======== Records for this exercise

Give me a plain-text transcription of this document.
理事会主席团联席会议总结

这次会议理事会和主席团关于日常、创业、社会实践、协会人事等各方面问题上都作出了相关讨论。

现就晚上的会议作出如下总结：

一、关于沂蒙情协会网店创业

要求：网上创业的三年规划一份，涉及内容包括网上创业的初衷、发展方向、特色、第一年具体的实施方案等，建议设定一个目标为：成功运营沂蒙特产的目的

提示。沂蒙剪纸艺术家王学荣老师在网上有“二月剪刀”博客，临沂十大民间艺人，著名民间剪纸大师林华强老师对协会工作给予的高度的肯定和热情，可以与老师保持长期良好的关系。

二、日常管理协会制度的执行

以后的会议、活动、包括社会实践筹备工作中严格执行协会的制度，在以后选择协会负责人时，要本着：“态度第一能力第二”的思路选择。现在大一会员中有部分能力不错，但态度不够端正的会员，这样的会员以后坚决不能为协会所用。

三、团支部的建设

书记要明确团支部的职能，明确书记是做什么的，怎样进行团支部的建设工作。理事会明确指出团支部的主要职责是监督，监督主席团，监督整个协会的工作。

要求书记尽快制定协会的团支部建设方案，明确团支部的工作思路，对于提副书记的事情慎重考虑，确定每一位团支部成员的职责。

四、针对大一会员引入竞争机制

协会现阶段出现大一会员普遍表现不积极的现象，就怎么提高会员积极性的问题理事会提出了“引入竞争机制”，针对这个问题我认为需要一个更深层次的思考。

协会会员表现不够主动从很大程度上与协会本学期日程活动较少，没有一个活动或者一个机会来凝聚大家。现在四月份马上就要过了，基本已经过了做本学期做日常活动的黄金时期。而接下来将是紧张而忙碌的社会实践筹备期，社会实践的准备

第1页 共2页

================

Nothing should be left out: repeat all of the data exactly.

Give me a plain-text transcription of this document.
理事会主席团联席会议总结

这次会议理事会和主席团关于日常、创业、社会实践、协会人事等各方面问题上都作出了相关讨论。

现就晚上的会议作出如下总结：

一、关于沂蒙情协会网店创业

要求：网上创业的三年规划一份，涉及内容包括网上创业的初衷、发展方向、特色、第一年具体的实施方案等，建议设定一个目标为：成功运营沂蒙特产的目的

提示。沂蒙剪纸艺术家王学荣老师在网上有“二月剪刀”博客，临沂十大民间艺人，著名民间剪纸大师林华强老师对协会工作给予的高度的肯定和热情，可以与老师保持长期良好的关系。

二、日常管理协会制度的执行

以后的会议、活动、包括社会实践筹备工作中严格执行协会的制度，在以后选择协会负责人时，要本着：“态度第一能力第二”的思路选择。现在大一会员中有部分能力不错，但态度不够端正的会员，这样的会员以后坚决不能为协会所用。

三、团支部的建设

书记要明确团支部的职能，明确书记是做什么的，怎样进行团支部的建设工作。理事会明确指出团支部的主要职责是监督，监督主席团，监督整个协会的工作。

要求书记尽快制定协会的团支部建设方案，明确团支部的工作思路，对于提副书记的事情慎重考虑，确定每一位团支部成员的职责。

四、针对大一会员引入竞争机制

协会现阶段出现大一会员普遍表现不积极的现象，就怎么提高会员积极性的问题理事会提出了“引入竞争机制”，针对这个问题我认为需要一个更深层次的思考。

协会会员表现不够主动从很大程度上与协会本学期日程活动较少，没有一个活动或者一个机会来凝聚大家。现在四月份马上就要过了，基本已经过了做本学期做日常活动的黄金时期。而接下来将是紧张而忙碌的社会实践筹备期，社会实践的准备

第1页 共2页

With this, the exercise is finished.